Given exercise -
Can you find the lines of the listing that include "color" and copy every one?

Records to process -

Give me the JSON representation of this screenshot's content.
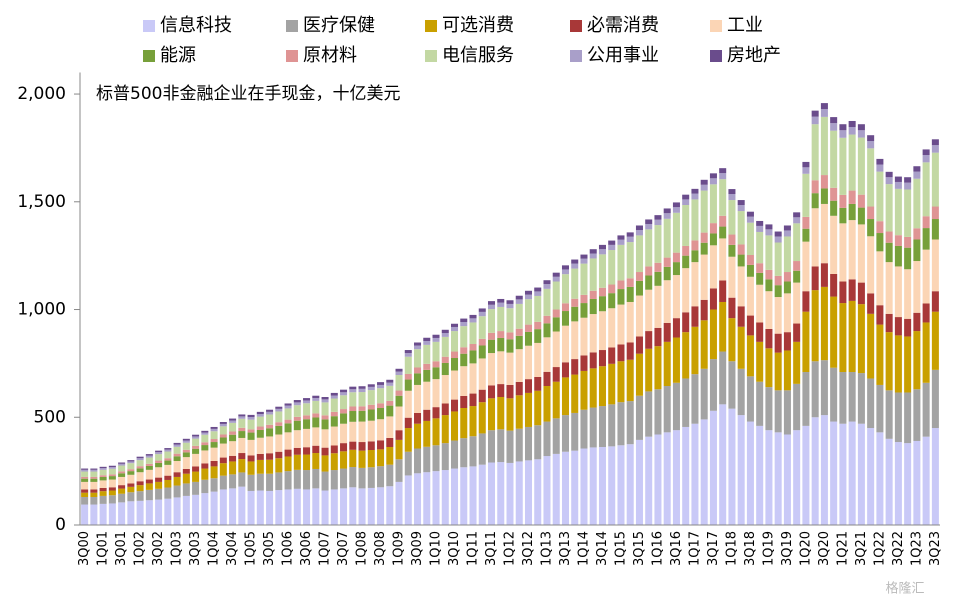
{
  "chart_data": {
    "type": "stacked_bar",
    "annotation": "标普500非金融企业在手现金，十亿美元",
    "watermark": "格隆汇",
    "categories": [
      "3Q00",
      null,
      "1Q01",
      null,
      "3Q01",
      null,
      "1Q02",
      null,
      "3Q02",
      null,
      "1Q03",
      null,
      "3Q03",
      null,
      "1Q04",
      null,
      "3Q04",
      null,
      "1Q05",
      null,
      "3Q05",
      null,
      "1Q06",
      null,
      "3Q06",
      null,
      "1Q07",
      null,
      "3Q07",
      null,
      "1Q08",
      null,
      "3Q08",
      null,
      "1Q09",
      null,
      "3Q09",
      null,
      "1Q10",
      null,
      "3Q10",
      null,
      "1Q11",
      null,
      "3Q11",
      null,
      "1Q12",
      null,
      "3Q12",
      null,
      "1Q13",
      null,
      "3Q13",
      null,
      "1Q14",
      null,
      "3Q14",
      null,
      "1Q15",
      null,
      "3Q15",
      null,
      "1Q16",
      null,
      "3Q16",
      null,
      "1Q17",
      null,
      "3Q17",
      null,
      "1Q18",
      null,
      "3Q18",
      null,
      "1Q19",
      null,
      "3Q19",
      null,
      "1Q20",
      null,
      "3Q20",
      null,
      "1Q21",
      null,
      "3Q21",
      null,
      "1Q22",
      null,
      "3Q22",
      null,
      "1Q23",
      null,
      "3Q23"
    ],
    "ylim": [
      0,
      2100
    ],
    "yticks": [
      0,
      500,
      {
        "value": 1000,
        "label": "1,000"
      },
      {
        "value": 1500,
        "label": "1,500"
      },
      {
        "value": 2000,
        "label": "2,000"
      }
    ],
    "grid": false,
    "legend": "top",
    "series": [
      {
        "name": "信息科技",
        "color": "#c9c9f7",
        "values": [
          95,
          95,
          98,
          100,
          105,
          110,
          112,
          115,
          118,
          122,
          128,
          135,
          140,
          148,
          155,
          165,
          170,
          178,
          158,
          160,
          158,
          162,
          165,
          168,
          165,
          170,
          160,
          165,
          170,
          175,
          170,
          172,
          175,
          180,
          200,
          230,
          240,
          245,
          250,
          255,
          262,
          268,
          272,
          280,
          290,
          292,
          288,
          295,
          300,
          305,
          320,
          330,
          340,
          345,
          355,
          360,
          362,
          365,
          370,
          375,
          395,
          410,
          420,
          430,
          440,
          455,
          470,
          490,
          530,
          560,
          540,
          510,
          480,
          460,
          440,
          430,
          420,
          440,
          460,
          500,
          510,
          480,
          470,
          480,
          470,
          450,
          430,
          400,
          385,
          380,
          390,
          410,
          450
        ]
      },
      {
        "name": "医疗保健",
        "color": "#a3a3a3",
        "values": [
          35,
          35,
          37,
          38,
          40,
          42,
          45,
          48,
          50,
          52,
          55,
          58,
          60,
          62,
          62,
          64,
          65,
          66,
          75,
          78,
          80,
          82,
          85,
          88,
          90,
          90,
          88,
          90,
          92,
          94,
          95,
          96,
          98,
          100,
          105,
          110,
          115,
          118,
          120,
          125,
          130,
          135,
          140,
          145,
          150,
          152,
          150,
          152,
          155,
          158,
          160,
          165,
          170,
          175,
          180,
          185,
          190,
          195,
          200,
          200,
          205,
          210,
          210,
          215,
          220,
          225,
          230,
          235,
          240,
          245,
          220,
          215,
          210,
          205,
          200,
          195,
          205,
          215,
          250,
          260,
          255,
          250,
          240,
          230,
          235,
          230,
          220,
          225,
          230,
          235,
          240,
          250,
          270
        ]
      },
      {
        "name": "可选消费",
        "color": "#c9a000",
        "values": [
          20,
          20,
          22,
          22,
          24,
          25,
          28,
          30,
          32,
          35,
          40,
          45,
          48,
          52,
          55,
          58,
          60,
          62,
          62,
          64,
          65,
          66,
          68,
          70,
          72,
          74,
          75,
          78,
          80,
          80,
          80,
          80,
          78,
          82,
          90,
          110,
          115,
          120,
          125,
          130,
          135,
          140,
          140,
          145,
          148,
          150,
          150,
          155,
          158,
          160,
          165,
          170,
          175,
          178,
          180,
          182,
          185,
          188,
          190,
          192,
          195,
          198,
          200,
          205,
          210,
          215,
          220,
          225,
          230,
          230,
          200,
          195,
          190,
          185,
          180,
          175,
          185,
          195,
          280,
          330,
          340,
          330,
          320,
          330,
          320,
          300,
          280,
          270,
          265,
          260,
          270,
          280,
          270
        ]
      },
      {
        "name": "必需消费",
        "color": "#a83838",
        "values": [
          15,
          15,
          15,
          15,
          16,
          16,
          18,
          18,
          20,
          20,
          22,
          22,
          24,
          24,
          25,
          26,
          26,
          28,
          28,
          28,
          30,
          30,
          32,
          32,
          34,
          34,
          36,
          36,
          38,
          38,
          40,
          40,
          42,
          42,
          45,
          48,
          50,
          52,
          52,
          54,
          55,
          56,
          58,
          58,
          60,
          60,
          62,
          62,
          64,
          64,
          66,
          68,
          70,
          72,
          72,
          74,
          75,
          76,
          78,
          80,
          80,
          82,
          85,
          88,
          90,
          92,
          95,
          95,
          98,
          100,
          95,
          95,
          92,
          90,
          90,
          88,
          85,
          85,
          95,
          110,
          110,
          105,
          100,
          100,
          100,
          95,
          90,
          85,
          85,
          82,
          85,
          88,
          95
        ]
      },
      {
        "name": "工业",
        "color": "#fbd5b5",
        "values": [
          35,
          35,
          35,
          36,
          38,
          40,
          42,
          45,
          48,
          50,
          52,
          55,
          58,
          60,
          62,
          65,
          68,
          70,
          72,
          75,
          78,
          80,
          80,
          82,
          85,
          85,
          85,
          88,
          90,
          92,
          95,
          96,
          98,
          100,
          110,
          125,
          130,
          130,
          130,
          132,
          135,
          138,
          140,
          145,
          150,
          152,
          150,
          152,
          155,
          158,
          160,
          165,
          170,
          175,
          175,
          178,
          180,
          182,
          185,
          188,
          190,
          192,
          195,
          198,
          200,
          205,
          205,
          210,
          200,
          195,
          190,
          185,
          180,
          175,
          175,
          170,
          180,
          190,
          230,
          270,
          275,
          270,
          270,
          275,
          270,
          265,
          250,
          240,
          235,
          230,
          240,
          250,
          240
        ]
      },
      {
        "name": "能源",
        "color": "#77a03a",
        "values": [
          15,
          15,
          16,
          16,
          17,
          17,
          18,
          18,
          20,
          20,
          22,
          22,
          24,
          25,
          26,
          28,
          30,
          32,
          34,
          36,
          38,
          40,
          42,
          44,
          45,
          46,
          46,
          48,
          48,
          50,
          50,
          52,
          52,
          50,
          50,
          52,
          54,
          55,
          55,
          56,
          58,
          58,
          60,
          60,
          62,
          62,
          62,
          62,
          64,
          64,
          65,
          66,
          68,
          68,
          68,
          70,
          70,
          70,
          72,
          70,
          68,
          66,
          65,
          62,
          60,
          58,
          55,
          55,
          55,
          55,
          55,
          55,
          55,
          55,
          55,
          55,
          55,
          55,
          60,
          70,
          72,
          70,
          72,
          75,
          78,
          80,
          85,
          90,
          95,
          100,
          100,
          100,
          95
        ]
      },
      {
        "name": "原材料",
        "color": "#df9494",
        "values": [
          8,
          8,
          8,
          8,
          9,
          9,
          10,
          10,
          11,
          11,
          12,
          12,
          13,
          13,
          14,
          14,
          15,
          15,
          15,
          16,
          16,
          17,
          17,
          18,
          18,
          19,
          19,
          20,
          20,
          21,
          21,
          22,
          22,
          22,
          24,
          26,
          27,
          28,
          28,
          29,
          30,
          30,
          30,
          31,
          32,
          32,
          32,
          33,
          34,
          34,
          35,
          36,
          36,
          37,
          38,
          38,
          39,
          40,
          40,
          40,
          41,
          42,
          42,
          43,
          44,
          45,
          46,
          47,
          48,
          50,
          48,
          47,
          46,
          45,
          44,
          43,
          44,
          45,
          55,
          60,
          62,
          60,
          60,
          62,
          60,
          58,
          55,
          52,
          50,
          50,
          52,
          55,
          58
        ]
      },
      {
        "name": "电信服务",
        "color": "#c3d8a3",
        "values": [
          25,
          25,
          25,
          26,
          27,
          28,
          28,
          29,
          30,
          31,
          32,
          33,
          34,
          35,
          36,
          38,
          40,
          42,
          45,
          46,
          48,
          50,
          52,
          54,
          56,
          58,
          60,
          62,
          64,
          66,
          66,
          68,
          70,
          70,
          72,
          80,
          85,
          88,
          90,
          92,
          95,
          98,
          100,
          105,
          110,
          112,
          112,
          115,
          118,
          120,
          125,
          130,
          135,
          140,
          145,
          150,
          155,
          160,
          165,
          168,
          170,
          172,
          175,
          180,
          185,
          190,
          190,
          195,
          180,
          170,
          160,
          155,
          150,
          145,
          160,
          155,
          165,
          175,
          200,
          260,
          270,
          265,
          265,
          260,
          265,
          270,
          230,
          220,
          215,
          220,
          230,
          250,
          250
        ]
      },
      {
        "name": "公用事业",
        "color": "#a99fc9",
        "values": [
          8,
          8,
          8,
          8,
          8,
          8,
          9,
          9,
          9,
          9,
          10,
          10,
          10,
          10,
          11,
          11,
          11,
          11,
          12,
          12,
          12,
          12,
          13,
          13,
          13,
          13,
          14,
          14,
          14,
          14,
          15,
          15,
          15,
          15,
          16,
          17,
          17,
          18,
          18,
          18,
          19,
          19,
          19,
          20,
          20,
          20,
          20,
          21,
          21,
          21,
          22,
          22,
          22,
          23,
          23,
          23,
          24,
          24,
          24,
          25,
          25,
          25,
          25,
          26,
          26,
          26,
          27,
          27,
          28,
          28,
          28,
          28,
          28,
          28,
          28,
          28,
          28,
          28,
          30,
          35,
          36,
          35,
          35,
          35,
          34,
          34,
          33,
          32,
          32,
          32,
          33,
          34,
          35
        ]
      },
      {
        "name": "房地产",
        "color": "#6a4c8c",
        "values": [
          6,
          6,
          6,
          6,
          6,
          6,
          7,
          7,
          7,
          7,
          8,
          8,
          8,
          8,
          9,
          9,
          9,
          9,
          10,
          10,
          10,
          10,
          10,
          11,
          11,
          11,
          11,
          12,
          12,
          12,
          12,
          12,
          13,
          13,
          13,
          14,
          14,
          15,
          15,
          15,
          15,
          16,
          16,
          16,
          17,
          17,
          17,
          17,
          18,
          18,
          18,
          19,
          19,
          19,
          19,
          20,
          20,
          20,
          20,
          20,
          21,
          21,
          21,
          22,
          22,
          22,
          22,
          23,
          23,
          23,
          23,
          23,
          23,
          23,
          23,
          23,
          23,
          23,
          25,
          28,
          28,
          28,
          28,
          28,
          28,
          27,
          26,
          25,
          25,
          25,
          25,
          26,
          27
        ]
      }
    ]
  }
}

Task output -
        "color": "#c9c9f7",
        "color": "#a3a3a3",
        "color": "#c9a000",
        "color": "#a83838",
        "color": "#fbd5b5",
        "color": "#77a03a",
        "color": "#df9494",
        "color": "#c3d8a3",
        "color": "#a99fc9",
        "color": "#6a4c8c",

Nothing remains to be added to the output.